WHAT IS EXPECTED> Find how many lines in the material contain "ylabel"; your answer should be that number alone.

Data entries

___

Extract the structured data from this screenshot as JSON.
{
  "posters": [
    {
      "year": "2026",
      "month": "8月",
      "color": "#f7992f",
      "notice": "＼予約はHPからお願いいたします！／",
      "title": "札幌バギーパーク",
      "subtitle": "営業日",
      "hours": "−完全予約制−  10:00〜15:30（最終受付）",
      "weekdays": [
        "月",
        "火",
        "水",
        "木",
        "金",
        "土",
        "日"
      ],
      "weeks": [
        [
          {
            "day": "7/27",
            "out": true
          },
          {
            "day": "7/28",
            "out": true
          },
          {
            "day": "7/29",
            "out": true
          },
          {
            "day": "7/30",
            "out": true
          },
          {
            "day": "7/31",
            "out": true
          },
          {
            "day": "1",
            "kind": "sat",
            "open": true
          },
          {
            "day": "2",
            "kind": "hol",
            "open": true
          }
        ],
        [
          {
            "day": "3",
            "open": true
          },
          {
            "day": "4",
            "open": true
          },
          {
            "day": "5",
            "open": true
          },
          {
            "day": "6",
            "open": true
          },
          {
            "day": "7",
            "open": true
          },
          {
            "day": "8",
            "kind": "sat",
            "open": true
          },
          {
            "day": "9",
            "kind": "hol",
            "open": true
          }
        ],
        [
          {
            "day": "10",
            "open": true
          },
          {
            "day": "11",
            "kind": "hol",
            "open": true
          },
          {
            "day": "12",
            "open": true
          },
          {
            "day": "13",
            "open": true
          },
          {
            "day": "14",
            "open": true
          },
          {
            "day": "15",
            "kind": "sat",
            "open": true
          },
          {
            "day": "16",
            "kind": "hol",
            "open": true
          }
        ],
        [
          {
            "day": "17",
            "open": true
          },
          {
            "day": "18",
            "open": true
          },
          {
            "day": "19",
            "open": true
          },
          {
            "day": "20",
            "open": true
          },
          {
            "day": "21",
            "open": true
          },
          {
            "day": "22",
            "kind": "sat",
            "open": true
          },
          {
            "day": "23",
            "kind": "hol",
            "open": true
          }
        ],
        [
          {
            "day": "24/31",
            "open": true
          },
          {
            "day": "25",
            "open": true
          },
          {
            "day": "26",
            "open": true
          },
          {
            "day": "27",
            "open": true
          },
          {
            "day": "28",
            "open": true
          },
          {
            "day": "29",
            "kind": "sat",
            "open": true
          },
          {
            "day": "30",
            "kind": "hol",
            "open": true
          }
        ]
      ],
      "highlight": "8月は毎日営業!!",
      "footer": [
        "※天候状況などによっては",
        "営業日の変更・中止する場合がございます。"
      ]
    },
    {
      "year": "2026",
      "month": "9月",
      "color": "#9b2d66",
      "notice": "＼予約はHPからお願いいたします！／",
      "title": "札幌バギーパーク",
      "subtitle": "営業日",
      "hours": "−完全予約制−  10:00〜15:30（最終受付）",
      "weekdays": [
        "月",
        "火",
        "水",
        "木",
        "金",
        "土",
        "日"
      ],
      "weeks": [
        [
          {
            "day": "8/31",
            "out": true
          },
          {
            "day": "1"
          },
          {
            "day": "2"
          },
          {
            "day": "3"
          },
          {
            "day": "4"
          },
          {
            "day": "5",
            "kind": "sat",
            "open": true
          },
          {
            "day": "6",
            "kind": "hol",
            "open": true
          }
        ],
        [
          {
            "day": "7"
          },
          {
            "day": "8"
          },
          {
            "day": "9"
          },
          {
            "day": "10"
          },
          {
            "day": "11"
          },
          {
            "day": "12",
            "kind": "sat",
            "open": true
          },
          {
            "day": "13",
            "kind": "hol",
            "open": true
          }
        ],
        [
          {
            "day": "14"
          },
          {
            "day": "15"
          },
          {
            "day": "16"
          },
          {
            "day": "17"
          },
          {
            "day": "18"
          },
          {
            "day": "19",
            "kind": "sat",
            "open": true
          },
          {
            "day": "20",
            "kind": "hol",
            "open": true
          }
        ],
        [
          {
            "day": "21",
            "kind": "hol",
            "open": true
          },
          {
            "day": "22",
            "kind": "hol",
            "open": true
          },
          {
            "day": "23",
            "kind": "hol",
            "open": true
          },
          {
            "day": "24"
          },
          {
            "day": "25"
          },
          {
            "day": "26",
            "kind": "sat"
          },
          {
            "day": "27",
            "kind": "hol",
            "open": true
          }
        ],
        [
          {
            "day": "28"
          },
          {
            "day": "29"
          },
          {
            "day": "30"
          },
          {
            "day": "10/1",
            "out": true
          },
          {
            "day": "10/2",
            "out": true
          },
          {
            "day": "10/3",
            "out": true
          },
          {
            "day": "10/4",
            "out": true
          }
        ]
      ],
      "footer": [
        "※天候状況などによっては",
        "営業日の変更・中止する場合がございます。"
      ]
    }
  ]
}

___

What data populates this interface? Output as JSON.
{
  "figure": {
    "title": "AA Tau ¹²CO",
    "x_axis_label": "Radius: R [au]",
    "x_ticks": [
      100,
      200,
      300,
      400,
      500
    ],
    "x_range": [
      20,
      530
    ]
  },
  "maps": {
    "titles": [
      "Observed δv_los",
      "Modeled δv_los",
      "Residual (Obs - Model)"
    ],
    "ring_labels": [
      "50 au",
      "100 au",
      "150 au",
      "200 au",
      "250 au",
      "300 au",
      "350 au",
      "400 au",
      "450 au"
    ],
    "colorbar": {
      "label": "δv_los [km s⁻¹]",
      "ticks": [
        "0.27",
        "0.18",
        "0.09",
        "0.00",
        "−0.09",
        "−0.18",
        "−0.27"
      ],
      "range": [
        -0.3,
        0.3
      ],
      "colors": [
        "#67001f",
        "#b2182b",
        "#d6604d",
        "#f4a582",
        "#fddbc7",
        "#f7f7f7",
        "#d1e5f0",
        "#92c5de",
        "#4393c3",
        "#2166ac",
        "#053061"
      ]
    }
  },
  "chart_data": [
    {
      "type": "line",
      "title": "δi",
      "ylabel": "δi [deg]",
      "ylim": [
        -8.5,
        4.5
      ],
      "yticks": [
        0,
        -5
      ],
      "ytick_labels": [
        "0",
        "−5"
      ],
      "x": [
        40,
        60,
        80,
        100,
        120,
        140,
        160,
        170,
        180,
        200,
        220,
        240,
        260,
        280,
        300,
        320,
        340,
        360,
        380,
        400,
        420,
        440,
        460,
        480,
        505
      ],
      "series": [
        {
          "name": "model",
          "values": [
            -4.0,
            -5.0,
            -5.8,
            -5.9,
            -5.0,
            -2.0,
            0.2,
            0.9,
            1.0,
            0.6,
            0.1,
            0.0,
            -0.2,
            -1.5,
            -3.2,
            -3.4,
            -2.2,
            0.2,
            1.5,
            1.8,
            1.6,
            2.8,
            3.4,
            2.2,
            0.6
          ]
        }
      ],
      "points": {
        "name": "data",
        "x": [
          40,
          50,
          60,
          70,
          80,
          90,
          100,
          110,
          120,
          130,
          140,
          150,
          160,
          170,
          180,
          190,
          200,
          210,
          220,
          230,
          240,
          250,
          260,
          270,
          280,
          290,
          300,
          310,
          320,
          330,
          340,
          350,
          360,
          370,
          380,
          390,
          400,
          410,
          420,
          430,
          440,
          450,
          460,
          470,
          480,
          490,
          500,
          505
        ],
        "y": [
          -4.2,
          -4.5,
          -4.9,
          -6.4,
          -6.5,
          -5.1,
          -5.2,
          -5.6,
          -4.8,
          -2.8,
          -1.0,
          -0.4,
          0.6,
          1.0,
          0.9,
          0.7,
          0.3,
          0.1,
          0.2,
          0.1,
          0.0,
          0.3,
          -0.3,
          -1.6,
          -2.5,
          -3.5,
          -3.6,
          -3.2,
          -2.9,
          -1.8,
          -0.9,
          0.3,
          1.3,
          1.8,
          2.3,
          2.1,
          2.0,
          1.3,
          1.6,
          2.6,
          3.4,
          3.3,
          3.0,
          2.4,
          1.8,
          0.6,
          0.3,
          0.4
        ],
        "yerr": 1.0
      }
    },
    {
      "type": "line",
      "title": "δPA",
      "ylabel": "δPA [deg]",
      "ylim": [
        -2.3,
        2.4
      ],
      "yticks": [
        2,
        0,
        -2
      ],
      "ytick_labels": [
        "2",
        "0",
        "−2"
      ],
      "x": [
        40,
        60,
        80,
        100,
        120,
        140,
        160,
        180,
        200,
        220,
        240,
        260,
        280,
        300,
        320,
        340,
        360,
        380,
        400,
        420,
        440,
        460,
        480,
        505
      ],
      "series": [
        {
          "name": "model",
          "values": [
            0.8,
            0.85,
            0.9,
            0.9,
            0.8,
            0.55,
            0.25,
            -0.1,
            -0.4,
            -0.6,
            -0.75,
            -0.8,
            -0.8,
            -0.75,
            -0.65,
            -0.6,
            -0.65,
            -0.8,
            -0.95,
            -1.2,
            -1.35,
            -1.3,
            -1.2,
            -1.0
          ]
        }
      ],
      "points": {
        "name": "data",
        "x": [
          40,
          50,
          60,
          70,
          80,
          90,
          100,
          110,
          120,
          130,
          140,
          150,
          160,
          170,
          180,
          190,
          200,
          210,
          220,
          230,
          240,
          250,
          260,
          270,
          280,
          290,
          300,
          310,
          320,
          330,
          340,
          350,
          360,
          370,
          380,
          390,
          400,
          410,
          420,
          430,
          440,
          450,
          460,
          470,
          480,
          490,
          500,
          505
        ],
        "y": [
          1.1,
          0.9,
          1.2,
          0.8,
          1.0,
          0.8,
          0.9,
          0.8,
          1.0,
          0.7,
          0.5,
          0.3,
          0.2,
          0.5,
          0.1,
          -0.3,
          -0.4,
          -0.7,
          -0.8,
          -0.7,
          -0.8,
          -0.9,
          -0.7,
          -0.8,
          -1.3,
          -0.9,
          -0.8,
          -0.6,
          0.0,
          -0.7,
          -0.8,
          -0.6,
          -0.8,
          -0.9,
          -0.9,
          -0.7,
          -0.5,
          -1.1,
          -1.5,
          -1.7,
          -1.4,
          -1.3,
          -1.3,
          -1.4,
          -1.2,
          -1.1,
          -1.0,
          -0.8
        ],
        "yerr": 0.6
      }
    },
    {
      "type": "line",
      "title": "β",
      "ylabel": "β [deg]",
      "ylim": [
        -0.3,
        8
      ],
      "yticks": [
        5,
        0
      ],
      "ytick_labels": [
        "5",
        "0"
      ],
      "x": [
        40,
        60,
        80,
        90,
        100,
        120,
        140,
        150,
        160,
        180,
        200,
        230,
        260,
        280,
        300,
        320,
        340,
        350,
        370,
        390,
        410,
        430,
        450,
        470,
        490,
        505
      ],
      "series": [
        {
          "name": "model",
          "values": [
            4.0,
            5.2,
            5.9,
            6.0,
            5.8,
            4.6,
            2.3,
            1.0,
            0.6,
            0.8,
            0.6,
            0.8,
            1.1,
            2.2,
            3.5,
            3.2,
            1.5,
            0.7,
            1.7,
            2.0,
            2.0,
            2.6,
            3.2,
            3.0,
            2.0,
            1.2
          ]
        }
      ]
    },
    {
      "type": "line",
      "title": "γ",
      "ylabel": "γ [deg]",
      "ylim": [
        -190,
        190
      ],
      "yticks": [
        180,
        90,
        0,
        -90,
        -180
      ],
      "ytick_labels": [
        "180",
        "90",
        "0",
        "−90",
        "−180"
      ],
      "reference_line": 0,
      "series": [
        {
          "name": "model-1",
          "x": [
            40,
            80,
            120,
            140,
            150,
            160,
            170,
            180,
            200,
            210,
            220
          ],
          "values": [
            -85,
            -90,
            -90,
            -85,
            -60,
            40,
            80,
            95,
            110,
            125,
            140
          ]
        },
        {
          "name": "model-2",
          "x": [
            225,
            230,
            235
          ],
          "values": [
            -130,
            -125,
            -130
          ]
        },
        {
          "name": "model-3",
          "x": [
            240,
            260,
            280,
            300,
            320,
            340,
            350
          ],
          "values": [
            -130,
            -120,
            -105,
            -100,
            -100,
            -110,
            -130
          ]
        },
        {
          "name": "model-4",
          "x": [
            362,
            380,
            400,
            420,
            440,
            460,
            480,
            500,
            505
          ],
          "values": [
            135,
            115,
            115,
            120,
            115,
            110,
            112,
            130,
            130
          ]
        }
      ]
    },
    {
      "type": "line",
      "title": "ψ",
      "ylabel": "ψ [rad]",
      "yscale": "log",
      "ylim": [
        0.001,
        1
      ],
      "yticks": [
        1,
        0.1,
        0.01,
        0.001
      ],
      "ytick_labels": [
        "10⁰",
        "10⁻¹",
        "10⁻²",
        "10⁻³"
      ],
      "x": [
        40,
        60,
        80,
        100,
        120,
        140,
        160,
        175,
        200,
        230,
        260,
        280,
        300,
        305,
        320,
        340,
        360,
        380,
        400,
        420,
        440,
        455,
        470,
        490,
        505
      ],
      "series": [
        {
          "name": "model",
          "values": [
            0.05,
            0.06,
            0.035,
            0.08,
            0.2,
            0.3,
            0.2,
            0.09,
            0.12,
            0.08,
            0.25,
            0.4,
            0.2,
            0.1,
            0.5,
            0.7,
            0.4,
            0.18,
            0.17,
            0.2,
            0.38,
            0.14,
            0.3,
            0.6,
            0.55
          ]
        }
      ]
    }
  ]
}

___

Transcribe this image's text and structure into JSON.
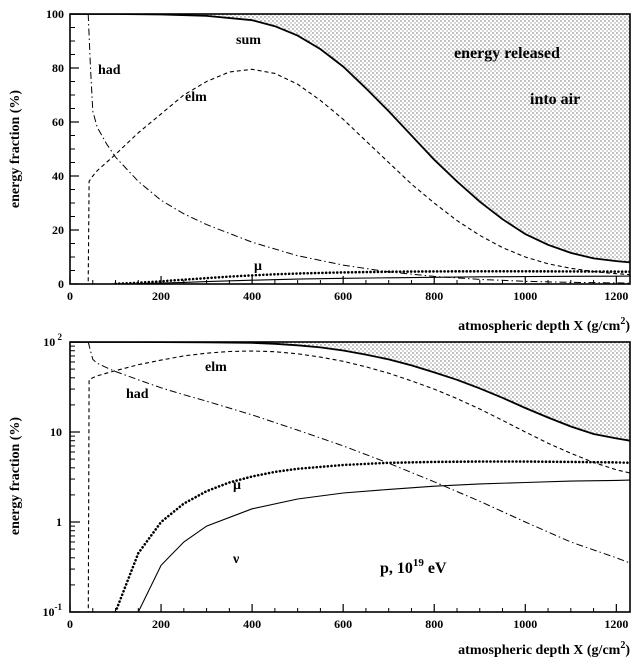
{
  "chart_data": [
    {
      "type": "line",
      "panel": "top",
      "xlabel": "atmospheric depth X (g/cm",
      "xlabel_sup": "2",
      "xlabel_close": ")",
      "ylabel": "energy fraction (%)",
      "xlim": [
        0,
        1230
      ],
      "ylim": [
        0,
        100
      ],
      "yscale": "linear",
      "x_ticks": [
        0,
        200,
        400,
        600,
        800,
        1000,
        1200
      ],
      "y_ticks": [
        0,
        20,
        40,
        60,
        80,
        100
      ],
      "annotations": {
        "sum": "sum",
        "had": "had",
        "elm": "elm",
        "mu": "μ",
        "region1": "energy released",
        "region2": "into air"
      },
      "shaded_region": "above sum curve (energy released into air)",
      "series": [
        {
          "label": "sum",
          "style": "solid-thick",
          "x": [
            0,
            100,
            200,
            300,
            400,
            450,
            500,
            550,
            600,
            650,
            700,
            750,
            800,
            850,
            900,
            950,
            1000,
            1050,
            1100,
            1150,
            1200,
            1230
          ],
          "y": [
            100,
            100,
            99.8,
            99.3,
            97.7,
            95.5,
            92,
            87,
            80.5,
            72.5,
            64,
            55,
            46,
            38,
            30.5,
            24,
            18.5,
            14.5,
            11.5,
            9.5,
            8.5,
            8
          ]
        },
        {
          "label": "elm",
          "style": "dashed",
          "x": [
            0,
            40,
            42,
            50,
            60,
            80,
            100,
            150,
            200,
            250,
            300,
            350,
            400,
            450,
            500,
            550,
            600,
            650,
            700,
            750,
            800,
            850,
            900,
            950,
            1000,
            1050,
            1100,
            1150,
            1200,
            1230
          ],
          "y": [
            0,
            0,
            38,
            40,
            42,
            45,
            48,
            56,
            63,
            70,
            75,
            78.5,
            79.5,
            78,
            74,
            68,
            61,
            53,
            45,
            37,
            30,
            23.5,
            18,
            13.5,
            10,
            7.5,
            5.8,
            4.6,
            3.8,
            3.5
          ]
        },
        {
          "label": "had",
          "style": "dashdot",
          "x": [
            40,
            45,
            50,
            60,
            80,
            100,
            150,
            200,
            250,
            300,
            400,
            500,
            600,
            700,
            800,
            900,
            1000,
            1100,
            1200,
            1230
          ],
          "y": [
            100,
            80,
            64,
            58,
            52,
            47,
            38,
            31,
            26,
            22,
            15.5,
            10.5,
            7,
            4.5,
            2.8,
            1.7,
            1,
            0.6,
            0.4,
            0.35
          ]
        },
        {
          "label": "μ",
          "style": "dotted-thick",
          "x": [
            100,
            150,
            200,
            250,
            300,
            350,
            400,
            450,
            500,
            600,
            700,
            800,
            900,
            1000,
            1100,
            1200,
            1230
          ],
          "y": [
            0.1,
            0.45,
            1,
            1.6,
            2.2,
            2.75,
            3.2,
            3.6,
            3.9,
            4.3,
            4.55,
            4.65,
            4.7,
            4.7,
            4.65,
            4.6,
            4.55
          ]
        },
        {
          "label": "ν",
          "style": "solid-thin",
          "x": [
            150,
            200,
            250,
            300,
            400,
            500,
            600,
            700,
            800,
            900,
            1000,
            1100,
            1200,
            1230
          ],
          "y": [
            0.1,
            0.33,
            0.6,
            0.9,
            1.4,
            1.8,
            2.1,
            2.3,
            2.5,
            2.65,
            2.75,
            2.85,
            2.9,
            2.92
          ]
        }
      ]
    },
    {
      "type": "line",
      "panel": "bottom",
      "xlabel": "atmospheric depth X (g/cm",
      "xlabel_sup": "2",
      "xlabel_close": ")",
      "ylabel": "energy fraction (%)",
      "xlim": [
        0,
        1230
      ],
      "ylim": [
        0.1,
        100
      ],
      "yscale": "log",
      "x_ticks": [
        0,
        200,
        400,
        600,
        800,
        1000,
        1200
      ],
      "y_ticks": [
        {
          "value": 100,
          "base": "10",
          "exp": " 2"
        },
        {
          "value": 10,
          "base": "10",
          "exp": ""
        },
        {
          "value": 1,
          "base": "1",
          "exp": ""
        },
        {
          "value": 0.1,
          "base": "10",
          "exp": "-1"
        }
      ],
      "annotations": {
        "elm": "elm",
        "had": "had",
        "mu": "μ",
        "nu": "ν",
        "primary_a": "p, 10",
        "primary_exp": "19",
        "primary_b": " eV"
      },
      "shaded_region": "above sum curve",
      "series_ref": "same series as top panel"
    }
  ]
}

___

ANSWER TO THE TASK> 7